>> start

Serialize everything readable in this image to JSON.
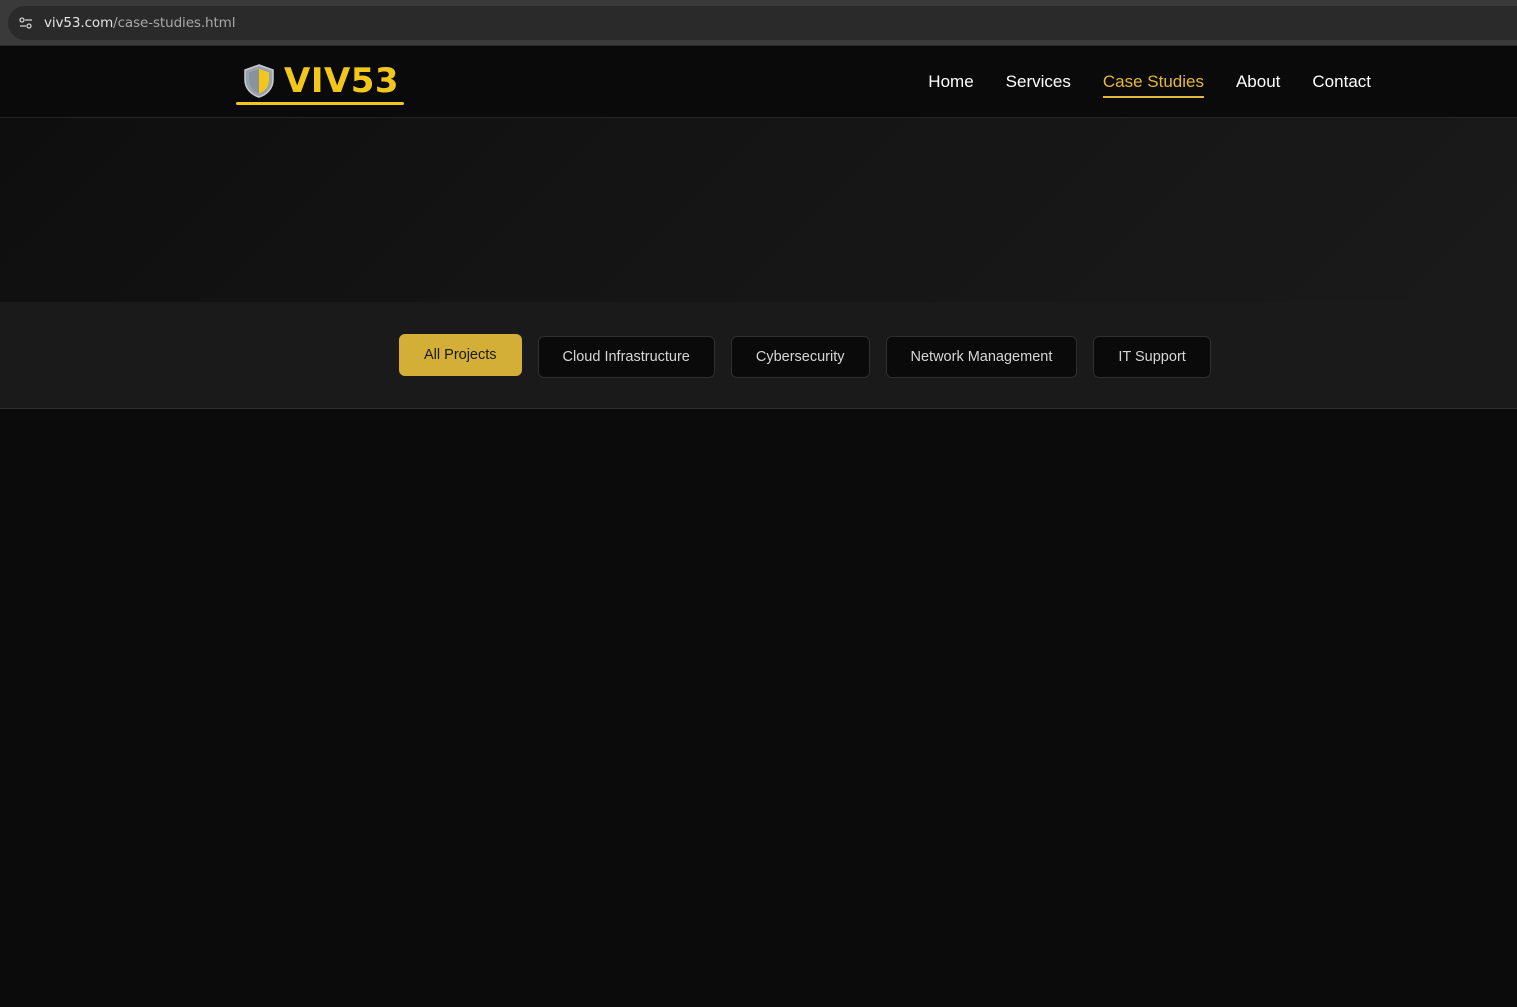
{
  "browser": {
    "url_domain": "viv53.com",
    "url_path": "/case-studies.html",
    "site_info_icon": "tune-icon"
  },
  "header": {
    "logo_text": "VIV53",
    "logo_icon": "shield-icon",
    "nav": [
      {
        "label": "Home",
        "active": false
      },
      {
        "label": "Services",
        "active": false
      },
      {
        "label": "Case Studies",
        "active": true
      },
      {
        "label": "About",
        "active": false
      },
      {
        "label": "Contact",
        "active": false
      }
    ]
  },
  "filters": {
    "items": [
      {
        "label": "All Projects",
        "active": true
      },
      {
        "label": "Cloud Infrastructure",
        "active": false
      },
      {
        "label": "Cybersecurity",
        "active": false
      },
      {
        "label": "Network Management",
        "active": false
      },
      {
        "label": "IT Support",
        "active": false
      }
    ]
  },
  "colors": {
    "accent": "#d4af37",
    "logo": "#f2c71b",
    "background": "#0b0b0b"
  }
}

>> end

§ To do:
Reproduce all the entries that precede this task, word for word, minus any pictures.

§ Result:
Serialize everything readable in this image to JSON.
{
  "browser": {
    "url_domain": "viv53.com",
    "url_path": "/case-studies.html",
    "site_info_icon": "tune-icon"
  },
  "header": {
    "logo_text": "VIV53",
    "logo_icon": "shield-icon",
    "nav": [
      {
        "label": "Home",
        "active": false
      },
      {
        "label": "Services",
        "active": false
      },
      {
        "label": "Case Studies",
        "active": true
      },
      {
        "label": "About",
        "active": false
      },
      {
        "label": "Contact",
        "active": false
      }
    ]
  },
  "filters": {
    "items": [
      {
        "label": "All Projects",
        "active": true
      },
      {
        "label": "Cloud Infrastructure",
        "active": false
      },
      {
        "label": "Cybersecurity",
        "active": false
      },
      {
        "label": "Network Management",
        "active": false
      },
      {
        "label": "IT Support",
        "active": false
      }
    ]
  },
  "colors": {
    "accent": "#d4af37",
    "logo": "#f2c71b",
    "background": "#0b0b0b"
  }
}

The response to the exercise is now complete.